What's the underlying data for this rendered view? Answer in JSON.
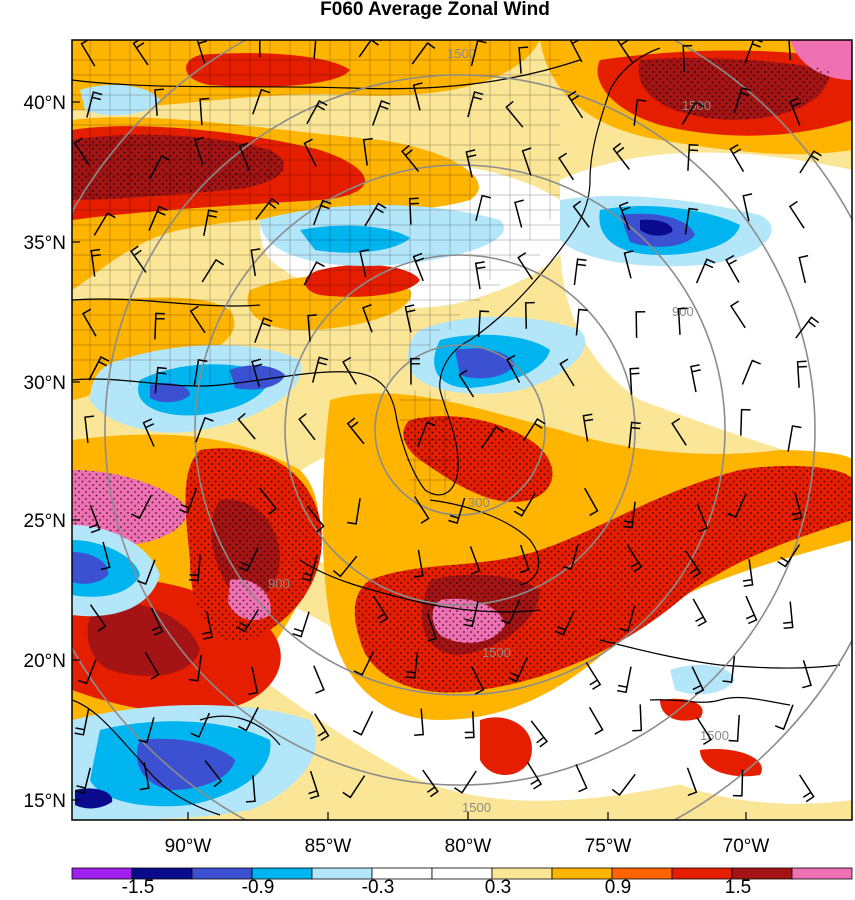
{
  "title": "F060 Average Zonal Wind",
  "map": {
    "y_ticks": [
      "40°N",
      "35°N",
      "30°N",
      "25°N",
      "20°N",
      "15°N"
    ],
    "x_ticks": [
      "90°W",
      "85°W",
      "80°W",
      "75°W",
      "70°W"
    ],
    "range_ring_labels": [
      "300",
      "900",
      "900",
      "1500",
      "1500",
      "1500",
      "1500",
      "1500"
    ]
  },
  "colorbar": {
    "labels": [
      "-1.5",
      "-0.9",
      "-0.3",
      "0.3",
      "0.9",
      "1.5"
    ],
    "colors": [
      "#a020f0",
      "#0a0a8c",
      "#3c50d2",
      "#00b4f0",
      "#b4e6fa",
      "#ffffff",
      "#ffffff",
      "#fae696",
      "#ffb400",
      "#ff6400",
      "#e61e00",
      "#a51414",
      "#f070b4"
    ]
  },
  "colors": {
    "range_rings": "#8c8c8c",
    "boundaries": "#000000",
    "barbs": "#000000"
  }
}
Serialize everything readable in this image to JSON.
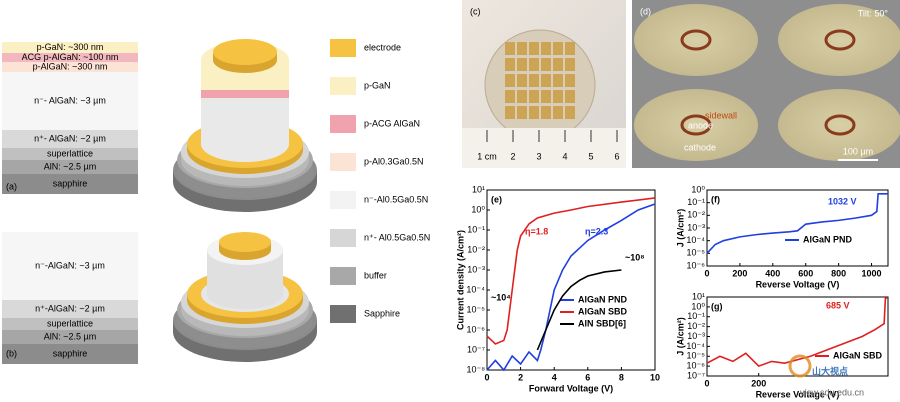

# WHAT TO DO
Copy the material shown above in full and exactly. Skip the pictures.

# SOLUTION TO THE EXERCISE
What's the underlying data for this rendered view? Answer in JSON.
{
  "title": "F060 Average Zonal Wind",
  "map": {
    "y_ticks": [
      "40°N",
      "35°N",
      "30°N",
      "25°N",
      "20°N",
      "15°N"
    ],
    "x_ticks": [
      "90°W",
      "85°W",
      "80°W",
      "75°W",
      "70°W"
    ],
    "range_ring_labels": [
      "300",
      "900",
      "900",
      "1500",
      "1500",
      "1500",
      "1500",
      "1500"
    ]
  },
  "colorbar": {
    "labels": [
      "-1.5",
      "-0.9",
      "-0.3",
      "0.3",
      "0.9",
      "1.5"
    ],
    "colors": [
      "#a020f0",
      "#0a0a8c",
      "#3c50d2",
      "#00b4f0",
      "#b4e6fa",
      "#ffffff",
      "#ffffff",
      "#fae696",
      "#ffb400",
      "#ff6400",
      "#e61e00",
      "#a51414",
      "#f070b4"
    ]
  },
  "colors": {
    "range_rings": "#8c8c8c",
    "boundaries": "#000000",
    "barbs": "#000000"
  }
}
Serialize everything readable in this image to JSON.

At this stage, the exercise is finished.